# Written exercise
Reproduce each line exactly. Skip none.
──────── Input
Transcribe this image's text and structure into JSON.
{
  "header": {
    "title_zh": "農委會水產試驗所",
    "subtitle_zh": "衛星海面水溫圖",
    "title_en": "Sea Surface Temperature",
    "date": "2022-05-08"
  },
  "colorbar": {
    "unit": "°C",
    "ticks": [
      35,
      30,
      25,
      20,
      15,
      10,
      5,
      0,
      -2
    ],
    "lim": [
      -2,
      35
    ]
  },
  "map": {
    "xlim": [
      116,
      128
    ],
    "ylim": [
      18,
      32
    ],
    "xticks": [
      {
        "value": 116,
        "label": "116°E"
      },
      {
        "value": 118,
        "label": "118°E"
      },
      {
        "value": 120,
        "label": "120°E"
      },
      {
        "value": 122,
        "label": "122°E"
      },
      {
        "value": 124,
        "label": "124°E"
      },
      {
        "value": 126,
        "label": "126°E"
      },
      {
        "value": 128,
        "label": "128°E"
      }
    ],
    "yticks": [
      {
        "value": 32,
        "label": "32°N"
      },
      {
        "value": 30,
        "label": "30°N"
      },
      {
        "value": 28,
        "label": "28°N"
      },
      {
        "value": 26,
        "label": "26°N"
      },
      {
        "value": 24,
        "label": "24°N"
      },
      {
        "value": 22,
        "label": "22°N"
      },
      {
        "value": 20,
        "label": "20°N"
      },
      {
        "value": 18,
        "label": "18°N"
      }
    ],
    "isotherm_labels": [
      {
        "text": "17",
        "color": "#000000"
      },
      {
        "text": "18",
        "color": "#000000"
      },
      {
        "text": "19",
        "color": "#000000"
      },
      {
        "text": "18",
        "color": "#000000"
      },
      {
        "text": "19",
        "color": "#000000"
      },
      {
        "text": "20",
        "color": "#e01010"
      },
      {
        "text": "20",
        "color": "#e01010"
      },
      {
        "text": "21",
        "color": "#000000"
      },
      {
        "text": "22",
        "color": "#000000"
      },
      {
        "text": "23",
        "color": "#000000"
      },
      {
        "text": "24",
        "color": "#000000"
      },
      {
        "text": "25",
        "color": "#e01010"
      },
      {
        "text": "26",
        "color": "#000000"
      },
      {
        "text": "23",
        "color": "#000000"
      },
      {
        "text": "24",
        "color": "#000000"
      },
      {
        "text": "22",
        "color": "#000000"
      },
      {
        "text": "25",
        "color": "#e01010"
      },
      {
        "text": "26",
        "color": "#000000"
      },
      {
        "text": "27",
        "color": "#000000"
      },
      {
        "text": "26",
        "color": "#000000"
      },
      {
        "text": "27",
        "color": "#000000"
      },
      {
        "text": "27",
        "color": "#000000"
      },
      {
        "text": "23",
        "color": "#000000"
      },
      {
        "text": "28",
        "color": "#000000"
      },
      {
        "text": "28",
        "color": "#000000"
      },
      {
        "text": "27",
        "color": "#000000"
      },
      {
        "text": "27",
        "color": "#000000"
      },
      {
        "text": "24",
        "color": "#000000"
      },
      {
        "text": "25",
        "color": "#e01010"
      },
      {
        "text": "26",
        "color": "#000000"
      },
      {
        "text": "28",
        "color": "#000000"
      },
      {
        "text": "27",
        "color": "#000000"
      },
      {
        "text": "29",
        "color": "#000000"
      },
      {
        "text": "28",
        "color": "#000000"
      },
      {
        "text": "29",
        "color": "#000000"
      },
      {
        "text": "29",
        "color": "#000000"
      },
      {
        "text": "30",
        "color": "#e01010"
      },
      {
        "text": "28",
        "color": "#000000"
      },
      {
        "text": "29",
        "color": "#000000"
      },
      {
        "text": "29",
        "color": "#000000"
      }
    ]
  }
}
────────────────
# Solved problem
Transcribe this image's text and structure into JSON.
{
  "header": {
    "title_zh": "農委會水產試驗所",
    "subtitle_zh": "衛星海面水溫圖",
    "title_en": "Sea Surface Temperature",
    "date": "2022-05-08"
  },
  "colorbar": {
    "unit": "°C",
    "ticks": [
      35,
      30,
      25,
      20,
      15,
      10,
      5,
      0,
      -2
    ],
    "lim": [
      -2,
      35
    ]
  },
  "map": {
    "xlim": [
      116,
      128
    ],
    "ylim": [
      18,
      32
    ],
    "xticks": [
      {
        "value": 116,
        "label": "116°E"
      },
      {
        "value": 118,
        "label": "118°E"
      },
      {
        "value": 120,
        "label": "120°E"
      },
      {
        "value": 122,
        "label": "122°E"
      },
      {
        "value": 124,
        "label": "124°E"
      },
      {
        "value": 126,
        "label": "126°E"
      },
      {
        "value": 128,
        "label": "128°E"
      }
    ],
    "yticks": [
      {
        "value": 32,
        "label": "32°N"
      },
      {
        "value": 30,
        "label": "30°N"
      },
      {
        "value": 28,
        "label": "28°N"
      },
      {
        "value": 26,
        "label": "26°N"
      },
      {
        "value": 24,
        "label": "24°N"
      },
      {
        "value": 22,
        "label": "22°N"
      },
      {
        "value": 20,
        "label": "20°N"
      },
      {
        "value": 18,
        "label": "18°N"
      }
    ],
    "isotherm_labels": [
      {
        "text": "17",
        "color": "#000000"
      },
      {
        "text": "18",
        "color": "#000000"
      },
      {
        "text": "19",
        "color": "#000000"
      },
      {
        "text": "18",
        "color": "#000000"
      },
      {
        "text": "19",
        "color": "#000000"
      },
      {
        "text": "20",
        "color": "#e01010"
      },
      {
        "text": "20",
        "color": "#e01010"
      },
      {
        "text": "21",
        "color": "#000000"
      },
      {
        "text": "22",
        "color": "#000000"
      },
      {
        "text": "23",
        "color": "#000000"
      },
      {
        "text": "24",
        "color": "#000000"
      },
      {
        "text": "25",
        "color": "#e01010"
      },
      {
        "text": "26",
        "color": "#000000"
      },
      {
        "text": "23",
        "color": "#000000"
      },
      {
        "text": "24",
        "color": "#000000"
      },
      {
        "text": "22",
        "color": "#000000"
      },
      {
        "text": "25",
        "color": "#e01010"
      },
      {
        "text": "26",
        "color": "#000000"
      },
      {
        "text": "27",
        "color": "#000000"
      },
      {
        "text": "26",
        "color": "#000000"
      },
      {
        "text": "27",
        "color": "#000000"
      },
      {
        "text": "27",
        "color": "#000000"
      },
      {
        "text": "23",
        "color": "#000000"
      },
      {
        "text": "28",
        "color": "#000000"
      },
      {
        "text": "28",
        "color": "#000000"
      },
      {
        "text": "27",
        "color": "#000000"
      },
      {
        "text": "27",
        "color": "#000000"
      },
      {
        "text": "24",
        "color": "#000000"
      },
      {
        "text": "25",
        "color": "#e01010"
      },
      {
        "text": "26",
        "color": "#000000"
      },
      {
        "text": "28",
        "color": "#000000"
      },
      {
        "text": "27",
        "color": "#000000"
      },
      {
        "text": "29",
        "color": "#000000"
      },
      {
        "text": "28",
        "color": "#000000"
      },
      {
        "text": "29",
        "color": "#000000"
      },
      {
        "text": "29",
        "color": "#000000"
      },
      {
        "text": "30",
        "color": "#e01010"
      },
      {
        "text": "28",
        "color": "#000000"
      },
      {
        "text": "29",
        "color": "#000000"
      },
      {
        "text": "29",
        "color": "#000000"
      }
    ]
  }
}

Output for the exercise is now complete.